# Aim
Send back the records in full, character for character.

--- Start ---

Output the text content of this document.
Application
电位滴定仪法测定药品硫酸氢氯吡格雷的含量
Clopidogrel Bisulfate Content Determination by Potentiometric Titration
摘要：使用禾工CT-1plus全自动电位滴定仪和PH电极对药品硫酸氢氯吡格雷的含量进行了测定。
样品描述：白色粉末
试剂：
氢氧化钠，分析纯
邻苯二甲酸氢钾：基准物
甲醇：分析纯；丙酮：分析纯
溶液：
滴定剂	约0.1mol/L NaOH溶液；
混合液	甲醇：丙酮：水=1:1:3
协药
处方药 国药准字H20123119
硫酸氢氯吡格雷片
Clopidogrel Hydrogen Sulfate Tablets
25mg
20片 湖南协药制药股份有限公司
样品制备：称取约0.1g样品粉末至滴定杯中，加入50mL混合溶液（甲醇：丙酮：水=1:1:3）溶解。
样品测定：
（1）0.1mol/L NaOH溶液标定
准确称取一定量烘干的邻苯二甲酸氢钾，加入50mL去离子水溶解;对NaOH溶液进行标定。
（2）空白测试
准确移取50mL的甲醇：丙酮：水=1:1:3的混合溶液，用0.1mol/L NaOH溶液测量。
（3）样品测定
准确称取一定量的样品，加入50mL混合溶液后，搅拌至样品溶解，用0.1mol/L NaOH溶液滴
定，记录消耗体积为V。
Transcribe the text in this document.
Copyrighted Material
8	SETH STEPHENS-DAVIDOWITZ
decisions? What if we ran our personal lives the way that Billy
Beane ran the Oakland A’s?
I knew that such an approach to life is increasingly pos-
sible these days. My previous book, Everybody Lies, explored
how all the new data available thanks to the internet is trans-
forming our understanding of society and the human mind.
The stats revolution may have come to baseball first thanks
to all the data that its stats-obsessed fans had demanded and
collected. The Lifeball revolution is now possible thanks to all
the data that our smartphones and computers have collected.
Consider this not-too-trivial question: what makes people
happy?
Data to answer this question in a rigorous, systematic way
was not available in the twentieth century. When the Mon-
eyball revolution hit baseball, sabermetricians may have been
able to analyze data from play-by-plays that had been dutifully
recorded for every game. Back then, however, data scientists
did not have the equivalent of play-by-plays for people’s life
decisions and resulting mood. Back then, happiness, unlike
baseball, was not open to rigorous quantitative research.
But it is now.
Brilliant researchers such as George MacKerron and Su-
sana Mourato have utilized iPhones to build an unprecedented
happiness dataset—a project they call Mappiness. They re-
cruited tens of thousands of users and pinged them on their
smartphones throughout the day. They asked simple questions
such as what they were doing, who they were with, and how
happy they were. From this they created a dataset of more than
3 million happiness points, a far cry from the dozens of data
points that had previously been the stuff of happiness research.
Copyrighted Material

--- End ---

# Right answer
Output the text content of this document.
Application
电位滴定仪法测定药品硫酸氢氯吡格雷的含量
Clopidogrel Bisulfate Content Determination by Potentiometric Titration
摘要：使用禾工CT-1plus全自动电位滴定仪和PH电极对药品硫酸氢氯吡格雷的含量进行了测定。
样品描述：白色粉末
试剂：
氢氧化钠，分析纯
邻苯二甲酸氢钾：基准物
甲醇：分析纯；丙酮：分析纯
溶液：
滴定剂	约0.1mol/L NaOH溶液；
混合液	甲醇：丙酮：水=1:1:3
协药
处方药 国药准字H20123119
硫酸氢氯吡格雷片
Clopidogrel Hydrogen Sulfate Tablets
25mg
20片 湖南协药制药股份有限公司
样品制备：称取约0.1g样品粉末至滴定杯中，加入50mL混合溶液（甲醇：丙酮：水=1:1:3）溶解。
样品测定：
（1）0.1mol/L NaOH溶液标定
准确称取一定量烘干的邻苯二甲酸氢钾，加入50mL去离子水溶解;对NaOH溶液进行标定。
（2）空白测试
准确移取50mL的甲醇：丙酮：水=1:1:3的混合溶液，用0.1mol/L NaOH溶液测量。
（3）样品测定
准确称取一定量的样品，加入50mL混合溶液后，搅拌至样品溶解，用0.1mol/L NaOH溶液滴
定，记录消耗体积为V。
Transcribe the text in this document.
Copyrighted Material
8	SETH STEPHENS-DAVIDOWITZ
decisions? What if we ran our personal lives the way that Billy
Beane ran the Oakland A’s?
I knew that such an approach to life is increasingly pos-
sible these days. My previous book, Everybody Lies, explored
how all the new data available thanks to the internet is trans-
forming our understanding of society and the human mind.
The stats revolution may have come to baseball first thanks
to all the data that its stats-obsessed fans had demanded and
collected. The Lifeball revolution is now possible thanks to all
the data that our smartphones and computers have collected.
Consider this not-too-trivial question: what makes people
happy?
Data to answer this question in a rigorous, systematic way
was not available in the twentieth century. When the Mon-
eyball revolution hit baseball, sabermetricians may have been
able to analyze data from play-by-plays that had been dutifully
recorded for every game. Back then, however, data scientists
did not have the equivalent of play-by-plays for people’s life
decisions and resulting mood. Back then, happiness, unlike
baseball, was not open to rigorous quantitative research.
But it is now.
Brilliant researchers such as George MacKerron and Su-
sana Mourato have utilized iPhones to build an unprecedented
happiness dataset—a project they call Mappiness. They re-
cruited tens of thousands of users and pinged them on their
smartphones throughout the day. They asked simple questions
such as what they were doing, who they were with, and how
happy they were. From this they created a dataset of more than
3 million happiness points, a far cry from the dozens of data
points that had previously been the stuff of happiness research.
Copyrighted Material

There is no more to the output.